▶ [WHAT TO WORK ON] Collect each line of the entries that holds the string "jest".

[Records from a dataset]

::::::

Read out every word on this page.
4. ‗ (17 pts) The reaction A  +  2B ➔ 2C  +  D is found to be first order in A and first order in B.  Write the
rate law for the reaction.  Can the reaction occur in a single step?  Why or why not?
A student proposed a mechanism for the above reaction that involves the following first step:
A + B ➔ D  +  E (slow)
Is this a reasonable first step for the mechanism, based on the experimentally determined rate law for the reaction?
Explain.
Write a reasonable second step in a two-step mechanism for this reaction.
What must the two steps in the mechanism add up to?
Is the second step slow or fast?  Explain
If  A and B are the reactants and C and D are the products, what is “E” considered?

::::::

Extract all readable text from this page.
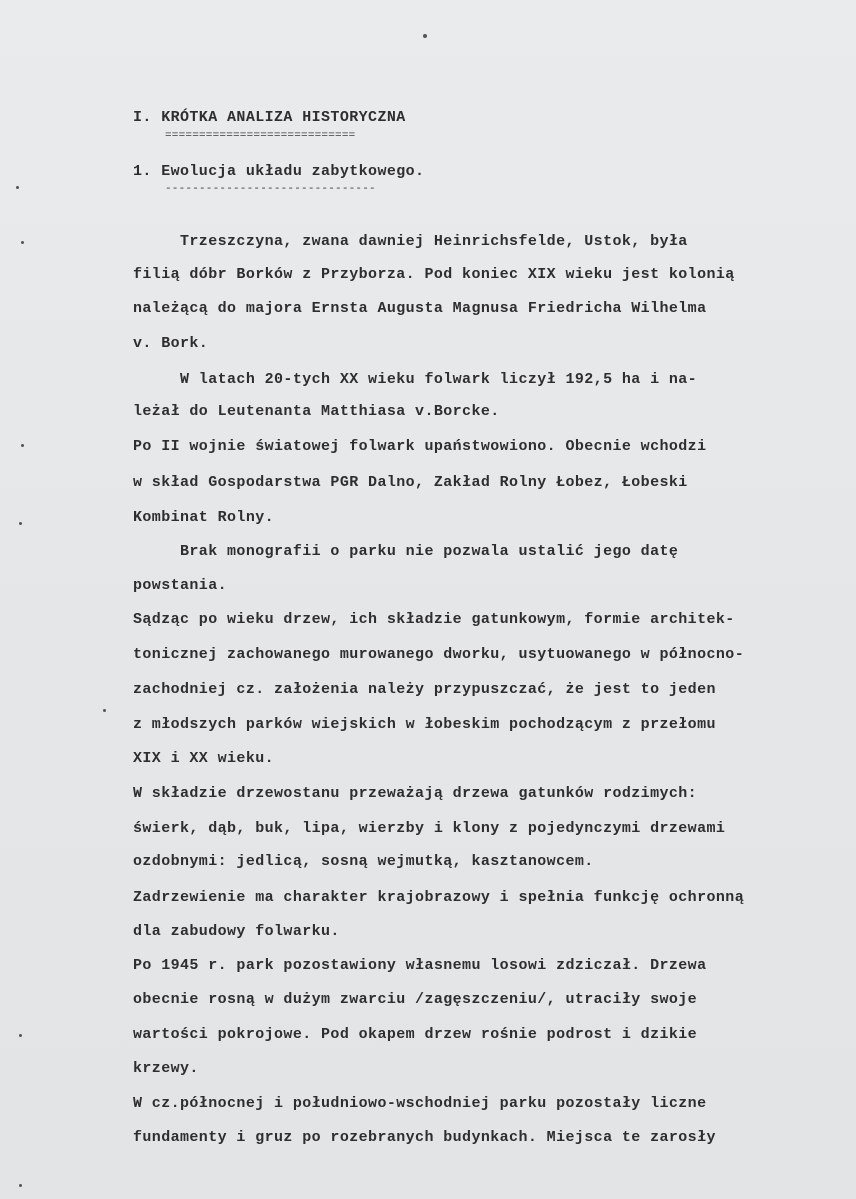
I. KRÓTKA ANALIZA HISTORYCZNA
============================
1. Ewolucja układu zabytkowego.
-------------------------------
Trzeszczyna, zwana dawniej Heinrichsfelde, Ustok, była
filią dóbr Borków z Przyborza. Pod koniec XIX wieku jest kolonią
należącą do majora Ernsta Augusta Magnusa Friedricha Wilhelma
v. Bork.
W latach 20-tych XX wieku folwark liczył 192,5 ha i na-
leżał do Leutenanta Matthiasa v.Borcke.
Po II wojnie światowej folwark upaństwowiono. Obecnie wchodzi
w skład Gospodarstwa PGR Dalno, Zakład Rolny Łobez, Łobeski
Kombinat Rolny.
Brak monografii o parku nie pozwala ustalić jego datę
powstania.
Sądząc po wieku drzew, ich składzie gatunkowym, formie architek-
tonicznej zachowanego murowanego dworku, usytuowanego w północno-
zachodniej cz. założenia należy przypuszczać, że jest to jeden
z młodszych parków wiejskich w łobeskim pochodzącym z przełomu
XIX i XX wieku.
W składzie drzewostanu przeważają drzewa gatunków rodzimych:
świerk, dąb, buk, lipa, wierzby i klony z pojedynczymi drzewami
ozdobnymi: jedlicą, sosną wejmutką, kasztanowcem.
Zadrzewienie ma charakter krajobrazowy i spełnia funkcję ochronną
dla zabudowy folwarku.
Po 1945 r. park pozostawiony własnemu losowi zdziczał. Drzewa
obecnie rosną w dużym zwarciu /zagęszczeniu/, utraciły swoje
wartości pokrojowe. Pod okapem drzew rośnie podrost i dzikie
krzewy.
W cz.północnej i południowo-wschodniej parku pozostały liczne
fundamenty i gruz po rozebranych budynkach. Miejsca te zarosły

::::::

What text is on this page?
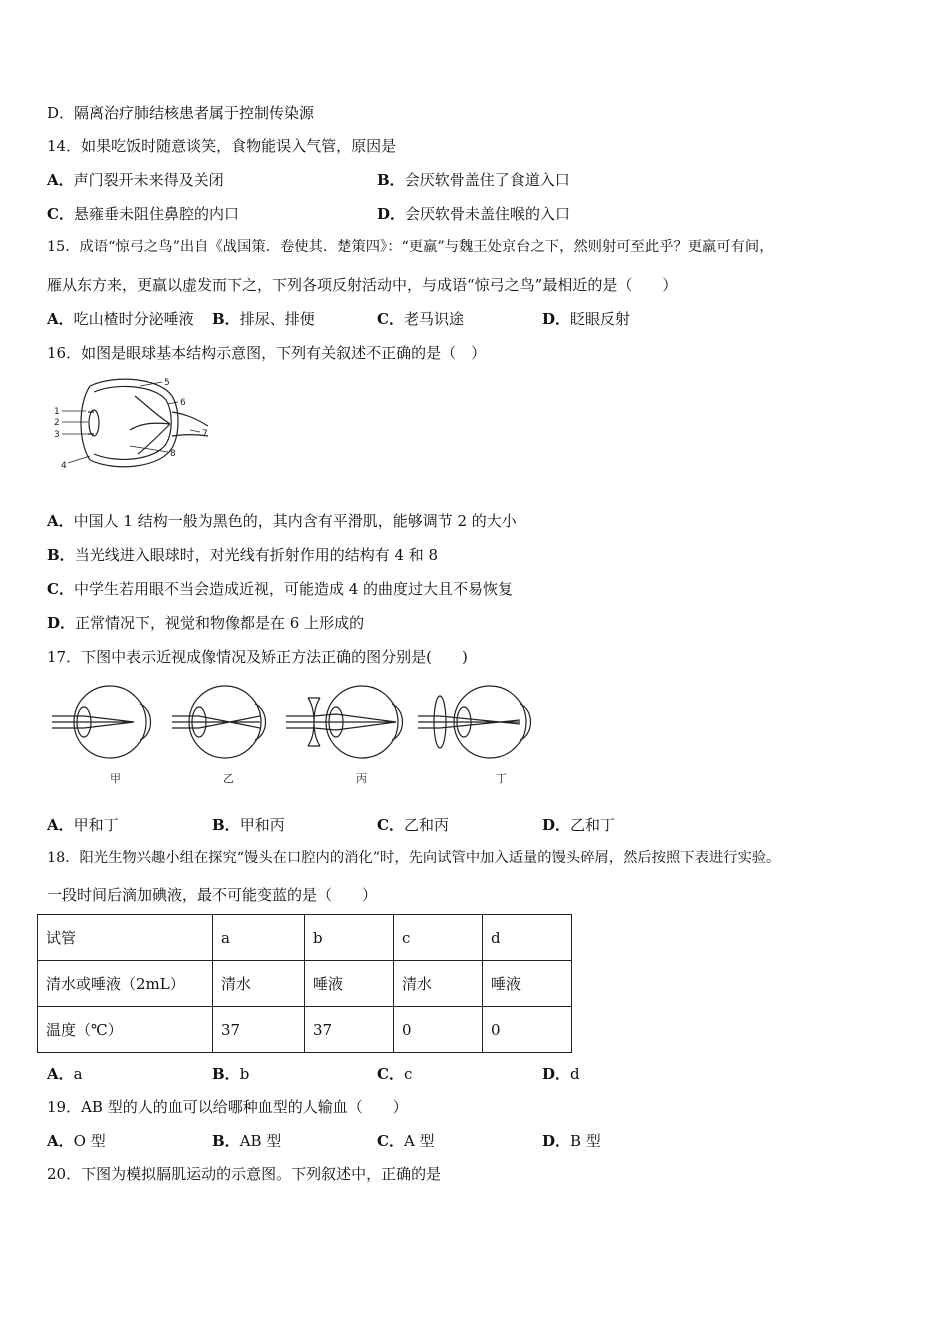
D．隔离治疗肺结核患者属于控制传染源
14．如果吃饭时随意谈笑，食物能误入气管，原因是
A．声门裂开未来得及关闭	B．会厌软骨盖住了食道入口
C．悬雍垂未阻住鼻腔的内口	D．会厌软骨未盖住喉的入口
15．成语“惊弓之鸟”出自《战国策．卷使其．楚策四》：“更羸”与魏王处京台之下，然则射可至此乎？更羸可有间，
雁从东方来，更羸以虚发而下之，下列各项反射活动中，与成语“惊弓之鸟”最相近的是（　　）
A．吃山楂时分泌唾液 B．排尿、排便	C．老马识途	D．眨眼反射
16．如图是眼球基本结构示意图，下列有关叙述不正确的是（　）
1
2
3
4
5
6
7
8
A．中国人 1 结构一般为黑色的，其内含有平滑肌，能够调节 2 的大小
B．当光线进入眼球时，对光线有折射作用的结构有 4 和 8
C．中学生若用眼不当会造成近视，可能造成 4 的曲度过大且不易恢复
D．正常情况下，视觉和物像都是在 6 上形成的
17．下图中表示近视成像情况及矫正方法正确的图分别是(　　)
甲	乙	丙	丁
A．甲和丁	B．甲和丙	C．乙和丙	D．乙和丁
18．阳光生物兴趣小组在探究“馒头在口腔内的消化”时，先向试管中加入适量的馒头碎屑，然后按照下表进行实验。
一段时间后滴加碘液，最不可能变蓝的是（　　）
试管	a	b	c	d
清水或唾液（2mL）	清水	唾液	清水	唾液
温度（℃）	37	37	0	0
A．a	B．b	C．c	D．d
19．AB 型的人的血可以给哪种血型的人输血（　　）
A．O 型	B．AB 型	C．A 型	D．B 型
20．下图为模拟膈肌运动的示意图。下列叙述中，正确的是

::::::

▶ [WRITTEN RESPONSE]
filią dóbr Borków z Przyborza. Pod koniec XIX wieku jest kolonią
zachodniej cz. założenia należy przypuszczać, że jest to jeden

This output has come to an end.